WHAT NEEDS TO BE DONE >>
Take the data that follows and retype it word for word.

(Collected data entries)
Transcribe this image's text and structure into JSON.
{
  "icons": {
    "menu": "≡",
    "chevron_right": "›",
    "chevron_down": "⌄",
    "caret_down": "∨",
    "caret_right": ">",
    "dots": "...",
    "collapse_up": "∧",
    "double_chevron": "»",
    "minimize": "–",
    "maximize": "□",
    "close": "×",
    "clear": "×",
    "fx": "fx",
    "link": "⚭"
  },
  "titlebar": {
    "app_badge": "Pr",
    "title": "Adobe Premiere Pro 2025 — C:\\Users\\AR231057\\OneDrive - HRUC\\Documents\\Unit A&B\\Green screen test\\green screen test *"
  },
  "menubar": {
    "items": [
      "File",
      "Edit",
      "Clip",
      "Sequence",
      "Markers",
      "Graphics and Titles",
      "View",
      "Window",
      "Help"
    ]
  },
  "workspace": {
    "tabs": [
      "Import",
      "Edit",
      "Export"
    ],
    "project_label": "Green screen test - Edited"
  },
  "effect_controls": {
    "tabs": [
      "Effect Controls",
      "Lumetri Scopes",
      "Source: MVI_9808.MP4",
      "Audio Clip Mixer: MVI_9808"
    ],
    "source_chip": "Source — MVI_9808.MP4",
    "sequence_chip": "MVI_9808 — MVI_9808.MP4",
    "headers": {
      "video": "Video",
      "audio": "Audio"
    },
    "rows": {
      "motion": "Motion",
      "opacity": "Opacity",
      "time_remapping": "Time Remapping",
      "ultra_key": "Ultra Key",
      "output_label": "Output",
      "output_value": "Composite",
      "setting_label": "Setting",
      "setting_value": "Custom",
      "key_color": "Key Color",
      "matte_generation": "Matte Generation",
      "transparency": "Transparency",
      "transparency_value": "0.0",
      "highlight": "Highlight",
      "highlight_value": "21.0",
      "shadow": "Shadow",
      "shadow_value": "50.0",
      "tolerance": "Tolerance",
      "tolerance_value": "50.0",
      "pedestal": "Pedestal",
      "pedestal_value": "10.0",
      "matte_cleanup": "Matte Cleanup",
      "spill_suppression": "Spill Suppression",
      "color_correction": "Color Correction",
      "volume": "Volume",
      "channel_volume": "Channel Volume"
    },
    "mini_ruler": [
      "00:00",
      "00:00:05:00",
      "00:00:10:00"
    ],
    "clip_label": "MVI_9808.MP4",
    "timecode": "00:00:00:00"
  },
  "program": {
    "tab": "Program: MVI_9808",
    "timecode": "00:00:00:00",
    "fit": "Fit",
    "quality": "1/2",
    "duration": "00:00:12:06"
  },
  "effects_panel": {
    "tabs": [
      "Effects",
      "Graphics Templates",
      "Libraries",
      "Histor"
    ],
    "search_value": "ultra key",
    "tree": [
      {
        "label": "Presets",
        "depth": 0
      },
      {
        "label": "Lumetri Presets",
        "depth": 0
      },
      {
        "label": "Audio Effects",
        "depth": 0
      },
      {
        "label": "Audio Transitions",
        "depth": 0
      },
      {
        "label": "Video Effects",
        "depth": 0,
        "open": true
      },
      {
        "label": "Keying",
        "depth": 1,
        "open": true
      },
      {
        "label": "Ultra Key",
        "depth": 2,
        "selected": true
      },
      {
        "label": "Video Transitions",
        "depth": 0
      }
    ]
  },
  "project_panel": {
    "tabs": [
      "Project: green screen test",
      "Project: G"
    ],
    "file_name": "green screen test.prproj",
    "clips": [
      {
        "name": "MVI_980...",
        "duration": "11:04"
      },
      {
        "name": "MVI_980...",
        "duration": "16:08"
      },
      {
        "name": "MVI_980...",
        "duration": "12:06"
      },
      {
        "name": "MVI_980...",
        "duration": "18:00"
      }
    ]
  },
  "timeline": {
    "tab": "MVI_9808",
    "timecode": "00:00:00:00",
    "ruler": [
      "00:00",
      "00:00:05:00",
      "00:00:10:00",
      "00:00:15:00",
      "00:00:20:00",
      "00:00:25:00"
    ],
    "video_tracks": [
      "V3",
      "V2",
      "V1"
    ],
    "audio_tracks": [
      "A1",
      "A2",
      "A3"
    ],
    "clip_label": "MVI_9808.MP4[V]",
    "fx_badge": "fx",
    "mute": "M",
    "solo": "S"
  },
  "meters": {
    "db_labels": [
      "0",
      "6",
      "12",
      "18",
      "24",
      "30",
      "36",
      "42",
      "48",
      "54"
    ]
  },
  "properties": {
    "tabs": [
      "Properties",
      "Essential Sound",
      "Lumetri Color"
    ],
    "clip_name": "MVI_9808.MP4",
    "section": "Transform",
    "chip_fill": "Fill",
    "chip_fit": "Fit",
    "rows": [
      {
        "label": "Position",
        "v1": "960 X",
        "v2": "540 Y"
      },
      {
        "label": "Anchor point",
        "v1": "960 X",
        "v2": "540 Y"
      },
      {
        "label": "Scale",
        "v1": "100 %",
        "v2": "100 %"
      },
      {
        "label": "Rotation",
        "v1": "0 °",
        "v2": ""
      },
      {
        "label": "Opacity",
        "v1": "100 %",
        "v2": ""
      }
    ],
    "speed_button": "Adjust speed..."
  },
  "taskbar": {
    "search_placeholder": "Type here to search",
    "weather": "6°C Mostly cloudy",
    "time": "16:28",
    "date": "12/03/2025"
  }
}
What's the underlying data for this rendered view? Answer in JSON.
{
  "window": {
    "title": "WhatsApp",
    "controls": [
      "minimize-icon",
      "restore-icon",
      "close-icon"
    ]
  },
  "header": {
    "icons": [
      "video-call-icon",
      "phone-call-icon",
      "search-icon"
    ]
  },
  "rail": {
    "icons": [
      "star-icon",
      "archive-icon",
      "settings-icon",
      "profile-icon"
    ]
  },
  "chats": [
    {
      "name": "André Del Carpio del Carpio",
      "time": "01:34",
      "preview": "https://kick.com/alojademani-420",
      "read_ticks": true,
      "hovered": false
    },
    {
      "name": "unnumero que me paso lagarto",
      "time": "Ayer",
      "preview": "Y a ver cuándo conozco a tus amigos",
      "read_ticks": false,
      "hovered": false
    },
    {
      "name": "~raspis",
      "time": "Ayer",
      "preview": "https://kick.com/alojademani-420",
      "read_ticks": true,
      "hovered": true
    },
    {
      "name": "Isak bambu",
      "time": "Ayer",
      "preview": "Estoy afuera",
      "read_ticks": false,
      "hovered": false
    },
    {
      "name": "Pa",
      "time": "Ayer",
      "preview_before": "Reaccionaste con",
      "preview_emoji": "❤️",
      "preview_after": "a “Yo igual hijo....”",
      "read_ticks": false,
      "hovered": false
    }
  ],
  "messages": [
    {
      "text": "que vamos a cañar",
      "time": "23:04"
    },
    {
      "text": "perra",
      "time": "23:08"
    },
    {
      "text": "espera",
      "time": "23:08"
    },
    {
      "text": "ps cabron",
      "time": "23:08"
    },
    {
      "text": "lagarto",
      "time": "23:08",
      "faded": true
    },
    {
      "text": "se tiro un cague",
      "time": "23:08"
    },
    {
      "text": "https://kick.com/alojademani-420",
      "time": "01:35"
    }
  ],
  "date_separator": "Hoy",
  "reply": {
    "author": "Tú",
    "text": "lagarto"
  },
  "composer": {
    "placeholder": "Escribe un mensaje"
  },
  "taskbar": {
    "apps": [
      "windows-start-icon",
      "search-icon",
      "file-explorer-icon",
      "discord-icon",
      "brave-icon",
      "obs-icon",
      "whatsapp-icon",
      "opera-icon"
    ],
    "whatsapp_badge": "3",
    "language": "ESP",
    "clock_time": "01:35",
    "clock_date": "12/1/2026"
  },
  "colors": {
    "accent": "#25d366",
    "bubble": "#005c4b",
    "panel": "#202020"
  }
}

THE RESULT >>
Transcribe this image's text and structure into JSON.
{
  "icons": {
    "menu": "≡",
    "chevron_right": "›",
    "chevron_down": "⌄",
    "caret_down": "∨",
    "caret_right": ">",
    "dots": "...",
    "collapse_up": "∧",
    "double_chevron": "»",
    "minimize": "–",
    "maximize": "□",
    "close": "×",
    "clear": "×",
    "fx": "fx",
    "link": "⚭"
  },
  "titlebar": {
    "app_badge": "Pr",
    "title": "Adobe Premiere Pro 2025 — C:\\Users\\AR231057\\OneDrive - HRUC\\Documents\\Unit A&B\\Green screen test\\green screen test *"
  },
  "menubar": {
    "items": [
      "File",
      "Edit",
      "Clip",
      "Sequence",
      "Markers",
      "Graphics and Titles",
      "View",
      "Window",
      "Help"
    ]
  },
  "workspace": {
    "tabs": [
      "Import",
      "Edit",
      "Export"
    ],
    "project_label": "Green screen test - Edited"
  },
  "effect_controls": {
    "tabs": [
      "Effect Controls",
      "Lumetri Scopes",
      "Source: MVI_9808.MP4",
      "Audio Clip Mixer: MVI_9808"
    ],
    "source_chip": "Source — MVI_9808.MP4",
    "sequence_chip": "MVI_9808 — MVI_9808.MP4",
    "headers": {
      "video": "Video",
      "audio": "Audio"
    },
    "rows": {
      "motion": "Motion",
      "opacity": "Opacity",
      "time_remapping": "Time Remapping",
      "ultra_key": "Ultra Key",
      "output_label": "Output",
      "output_value": "Composite",
      "setting_label": "Setting",
      "setting_value": "Custom",
      "key_color": "Key Color",
      "matte_generation": "Matte Generation",
      "transparency": "Transparency",
      "transparency_value": "0.0",
      "highlight": "Highlight",
      "highlight_value": "21.0",
      "shadow": "Shadow",
      "shadow_value": "50.0",
      "tolerance": "Tolerance",
      "tolerance_value": "50.0",
      "pedestal": "Pedestal",
      "pedestal_value": "10.0",
      "matte_cleanup": "Matte Cleanup",
      "spill_suppression": "Spill Suppression",
      "color_correction": "Color Correction",
      "volume": "Volume",
      "channel_volume": "Channel Volume"
    },
    "mini_ruler": [
      "00:00",
      "00:00:05:00",
      "00:00:10:00"
    ],
    "clip_label": "MVI_9808.MP4",
    "timecode": "00:00:00:00"
  },
  "program": {
    "tab": "Program: MVI_9808",
    "timecode": "00:00:00:00",
    "fit": "Fit",
    "quality": "1/2",
    "duration": "00:00:12:06"
  },
  "effects_panel": {
    "tabs": [
      "Effects",
      "Graphics Templates",
      "Libraries",
      "Histor"
    ],
    "search_value": "ultra key",
    "tree": [
      {
        "label": "Presets",
        "depth": 0
      },
      {
        "label": "Lumetri Presets",
        "depth": 0
      },
      {
        "label": "Audio Effects",
        "depth": 0
      },
      {
        "label": "Audio Transitions",
        "depth": 0
      },
      {
        "label": "Video Effects",
        "depth": 0,
        "open": true
      },
      {
        "label": "Keying",
        "depth": 1,
        "open": true
      },
      {
        "label": "Ultra Key",
        "depth": 2,
        "selected": true
      },
      {
        "label": "Video Transitions",
        "depth": 0
      }
    ]
  },
  "project_panel": {
    "tabs": [
      "Project: green screen test",
      "Project: G"
    ],
    "file_name": "green screen test.prproj",
    "clips": [
      {
        "name": "MVI_980...",
        "duration": "11:04"
      },
      {
        "name": "MVI_980...",
        "duration": "16:08"
      },
      {
        "name": "MVI_980...",
        "duration": "12:06"
      },
      {
        "name": "MVI_980...",
        "duration": "18:00"
      }
    ]
  },
  "timeline": {
    "tab": "MVI_9808",
    "timecode": "00:00:00:00",
    "ruler": [
      "00:00",
      "00:00:05:00",
      "00:00:10:00",
      "00:00:15:00",
      "00:00:20:00",
      "00:00:25:00"
    ],
    "video_tracks": [
      "V3",
      "V2",
      "V1"
    ],
    "audio_tracks": [
      "A1",
      "A2",
      "A3"
    ],
    "clip_label": "MVI_9808.MP4[V]",
    "fx_badge": "fx",
    "mute": "M",
    "solo": "S"
  },
  "meters": {
    "db_labels": [
      "0",
      "6",
      "12",
      "18",
      "24",
      "30",
      "36",
      "42",
      "48",
      "54"
    ]
  },
  "properties": {
    "tabs": [
      "Properties",
      "Essential Sound",
      "Lumetri Color"
    ],
    "clip_name": "MVI_9808.MP4",
    "section": "Transform",
    "chip_fill": "Fill",
    "chip_fit": "Fit",
    "rows": [
      {
        "label": "Position",
        "v1": "960 X",
        "v2": "540 Y"
      },
      {
        "label": "Anchor point",
        "v1": "960 X",
        "v2": "540 Y"
      },
      {
        "label": "Scale",
        "v1": "100 %",
        "v2": "100 %"
      },
      {
        "label": "Rotation",
        "v1": "0 °",
        "v2": ""
      },
      {
        "label": "Opacity",
        "v1": "100 %",
        "v2": ""
      }
    ],
    "speed_button": "Adjust speed..."
  },
  "taskbar": {
    "search_placeholder": "Type here to search",
    "weather": "6°C Mostly cloudy",
    "time": "16:28",
    "date": "12/03/2025"
  }
}
What's the underlying data for this rendered view? Answer in JSON.
{
  "window": {
    "title": "WhatsApp",
    "controls": [
      "minimize-icon",
      "restore-icon",
      "close-icon"
    ]
  },
  "header": {
    "icons": [
      "video-call-icon",
      "phone-call-icon",
      "search-icon"
    ]
  },
  "rail": {
    "icons": [
      "star-icon",
      "archive-icon",
      "settings-icon",
      "profile-icon"
    ]
  },
  "chats": [
    {
      "name": "André Del Carpio del Carpio",
      "time": "01:34",
      "preview": "https://kick.com/alojademani-420",
      "read_ticks": true,
      "hovered": false
    },
    {
      "name": "unnumero que me paso lagarto",
      "time": "Ayer",
      "preview": "Y a ver cuándo conozco a tus amigos",
      "read_ticks": false,
      "hovered": false
    },
    {
      "name": "~raspis",
      "time": "Ayer",
      "preview": "https://kick.com/alojademani-420",
      "read_ticks": true,
      "hovered": true
    },
    {
      "name": "Isak bambu",
      "time": "Ayer",
      "preview": "Estoy afuera",
      "read_ticks": false,
      "hovered": false
    },
    {
      "name": "Pa",
      "time": "Ayer",
      "preview_before": "Reaccionaste con",
      "preview_emoji": "❤️",
      "preview_after": "a “Yo igual hijo....”",
      "read_ticks": false,
      "hovered": false
    }
  ],
  "messages": [
    {
      "text": "que vamos a cañar",
      "time": "23:04"
    },
    {
      "text": "perra",
      "time": "23:08"
    },
    {
      "text": "espera",
      "time": "23:08"
    },
    {
      "text": "ps cabron",
      "time": "23:08"
    },
    {
      "text": "lagarto",
      "time": "23:08",
      "faded": true
    },
    {
      "text": "se tiro un cague",
      "time": "23:08"
    },
    {
      "text": "https://kick.com/alojademani-420",
      "time": "01:35"
    }
  ],
  "date_separator": "Hoy",
  "reply": {
    "author": "Tú",
    "text": "lagarto"
  },
  "composer": {
    "placeholder": "Escribe un mensaje"
  },
  "taskbar": {
    "apps": [
      "windows-start-icon",
      "search-icon",
      "file-explorer-icon",
      "discord-icon",
      "brave-icon",
      "obs-icon",
      "whatsapp-icon",
      "opera-icon"
    ],
    "whatsapp_badge": "3",
    "language": "ESP",
    "clock_time": "01:35",
    "clock_date": "12/1/2026"
  },
  "colors": {
    "accent": "#25d366",
    "bubble": "#005c4b",
    "panel": "#202020"
  }
}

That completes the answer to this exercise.